Exercise goal:
Could you retype the records below exactly as they appear, skipping any pictures?

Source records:

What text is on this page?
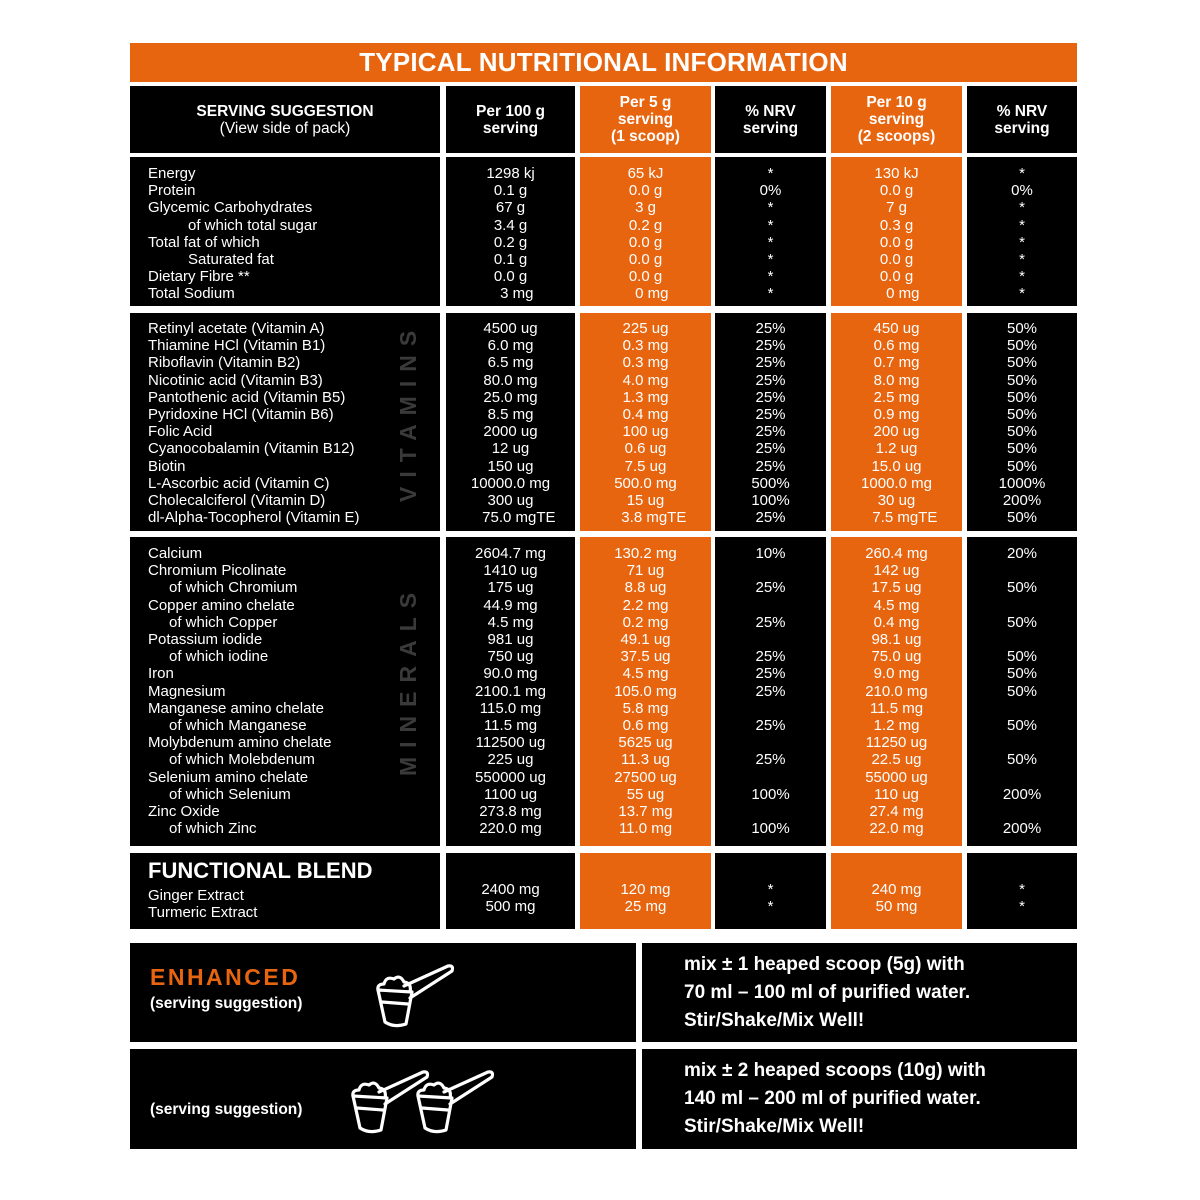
TYPICAL NUTRITIONAL INFORMATION
SERVING SUGGESTION
(View side of pack)
Per 100 g
serving
Per 5 g
serving
(1 scoop)
% NRV
serving
Per 10 g
serving
(2 scoops)
% NRV
serving
Energy
Protein
Glycemic Carbohydrates
of which total sugar
Total fat of which
Saturated fat
Dietary Fibre **
Total Sodium
1298 kj
0.1 g
67 g
3.4 g
0.2 g
0.1 g
0.0 g
3 mg
65 kJ
0.0 g
3 g
0.2 g
0.0 g
0.0 g
0.0 g
0 mg
*
0%
*
*
*
*
*
*
130 kJ
0.0 g
7 g
0.3 g
0.0 g
0.0 g
0.0 g
0 mg
*
0%
*
*
*
*
*
*
VITAMINS
Retinyl acetate (Vitamin A)
Thiamine HCl (Vitamin B1)
Riboflavin (Vitamin B2)
Nicotinic acid (Vitamin B3)
Pantothenic acid (Vitamin B5)
Pyridoxine HCl (Vitamin B6)
Folic Acid
Cyanocobalamin (Vitamin B12)
Biotin
L-Ascorbic acid (Vitamin C)
Cholecalciferol (Vitamin D)
dl-Alpha-Tocopherol (Vitamin E)
4500 ug
6.0 mg
6.5 mg
80.0 mg
25.0 mg
8.5 mg
2000 ug
12 ug
150 ug
10000.0 mg
300 ug
75.0 mgTE
225 ug
0.3 mg
0.3 mg
4.0 mg
1.3 mg
0.4 mg
100 ug
0.6 ug
7.5 ug
500.0 mg
15 ug
3.8 mgTE
25%
25%
25%
25%
25%
25%
25%
25%
25%
500%
100%
25%
450 ug
0.6 mg
0.7 mg
8.0 mg
2.5 mg
0.9 mg
200 ug
1.2 ug
15.0 ug
1000.0 mg
30 ug
7.5 mgTE
50%
50%
50%
50%
50%
50%
50%
50%
50%
1000%
200%
50%
MINERALS
Calcium
Chromium Picolinate
of which Chromium
Copper amino chelate
of which Copper
Potassium iodide
of which iodine
Iron
Magnesium
Manganese amino chelate
of which Manganese
Molybdenum amino chelate
of which Molebdenum
Selenium amino chelate
of which Selenium
Zinc Oxide
of which Zinc
2604.7 mg
1410 ug
175 ug
44.9 mg
4.5 mg
981 ug
750 ug
90.0 mg
2100.1 mg
115.0 mg
11.5 mg
112500 ug
225 ug
550000 ug
1100 ug
273.8 mg
220.0 mg
130.2 mg
71 ug
8.8 ug
2.2 mg
0.2 mg
49.1 ug
37.5 ug
4.5 mg
105.0 mg
5.8 mg
0.6 mg
5625 ug
11.3 ug
27500 ug
55 ug
13.7 mg
11.0 mg
10%

25%

25%

25%
25%
25%

25%

25%

100%

100%
260.4 mg
142 ug
17.5 ug
4.5 mg
0.4 mg
98.1 ug
75.0 ug
9.0 mg
210.0 mg
11.5 mg
1.2 mg
11250 ug
22.5 ug
55000 ug
110 ug
27.4 mg
22.0 mg
20%

50%

50%

50%
50%
50%

50%

50%

200%

200%
FUNCTIONAL BLEND
Ginger Extract
Turmeric Extract
2400 mg
500 mg
120 mg
25 mg
*
*
240 mg
50 mg
*
*
ENHANCED
(serving suggestion)
mix ± 1 heaped scoop (5g) with
70 ml – 100 ml of purified water.
Stir/Shake/Mix Well!
(serving suggestion)
mix ± 2 heaped scoops (10g) with
140 ml – 200 ml of purified water.
Stir/Shake/Mix Well!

Response to this task:
What text is on this page?
TYPICAL NUTRITIONAL INFORMATION
SERVING SUGGESTION
(View side of pack)
Per 100 g
serving
Per 5 g
serving
(1 scoop)
% NRV
serving
Per 10 g
serving
(2 scoops)
% NRV
serving
Energy
Protein
Glycemic Carbohydrates
of which total sugar
Total fat of which
Saturated fat
Dietary Fibre **
Total Sodium
1298 kj
0.1 g
67 g
3.4 g
0.2 g
0.1 g
0.0 g
3 mg
65 kJ
0.0 g
3 g
0.2 g
0.0 g
0.0 g
0.0 g
0 mg
*
0%
*
*
*
*
*
*
130 kJ
0.0 g
7 g
0.3 g
0.0 g
0.0 g
0.0 g
0 mg
*
0%
*
*
*
*
*
*
VITAMINS
Retinyl acetate (Vitamin A)
Thiamine HCl (Vitamin B1)
Riboflavin (Vitamin B2)
Nicotinic acid (Vitamin B3)
Pantothenic acid (Vitamin B5)
Pyridoxine HCl (Vitamin B6)
Folic Acid
Cyanocobalamin (Vitamin B12)
Biotin
L-Ascorbic acid (Vitamin C)
Cholecalciferol (Vitamin D)
dl-Alpha-Tocopherol (Vitamin E)
4500 ug
6.0 mg
6.5 mg
80.0 mg
25.0 mg
8.5 mg
2000 ug
12 ug
150 ug
10000.0 mg
300 ug
75.0 mgTE
225 ug
0.3 mg
0.3 mg
4.0 mg
1.3 mg
0.4 mg
100 ug
0.6 ug
7.5 ug
500.0 mg
15 ug
3.8 mgTE
25%
25%
25%
25%
25%
25%
25%
25%
25%
500%
100%
25%
450 ug
0.6 mg
0.7 mg
8.0 mg
2.5 mg
0.9 mg
200 ug
1.2 ug
15.0 ug
1000.0 mg
30 ug
7.5 mgTE
50%
50%
50%
50%
50%
50%
50%
50%
50%
1000%
200%
50%
MINERALS
Calcium
Chromium Picolinate
of which Chromium
Copper amino chelate
of which Copper
Potassium iodide
of which iodine
Iron
Magnesium
Manganese amino chelate
of which Manganese
Molybdenum amino chelate
of which Molebdenum
Selenium amino chelate
of which Selenium
Zinc Oxide
of which Zinc
2604.7 mg
1410 ug
175 ug
44.9 mg
4.5 mg
981 ug
750 ug
90.0 mg
2100.1 mg
115.0 mg
11.5 mg
112500 ug
225 ug
550000 ug
1100 ug
273.8 mg
220.0 mg
130.2 mg
71 ug
8.8 ug
2.2 mg
0.2 mg
49.1 ug
37.5 ug
4.5 mg
105.0 mg
5.8 mg
0.6 mg
5625 ug
11.3 ug
27500 ug
55 ug
13.7 mg
11.0 mg
10%

25%

25%

25%
25%
25%

25%

25%

100%

100%
260.4 mg
142 ug
17.5 ug
4.5 mg
0.4 mg
98.1 ug
75.0 ug
9.0 mg
210.0 mg
11.5 mg
1.2 mg
11250 ug
22.5 ug
55000 ug
110 ug
27.4 mg
22.0 mg
20%

50%

50%

50%
50%
50%

50%

50%

200%

200%
FUNCTIONAL BLEND
Ginger Extract
Turmeric Extract
2400 mg
500 mg
120 mg
25 mg
*
*
240 mg
50 mg
*
*
ENHANCED
(serving suggestion)
mix ± 1 heaped scoop (5g) with
70 ml – 100 ml of purified water.
Stir/Shake/Mix Well!
(serving suggestion)
mix ± 2 heaped scoops (10g) with
140 ml – 200 ml of purified water.
Stir/Shake/Mix Well!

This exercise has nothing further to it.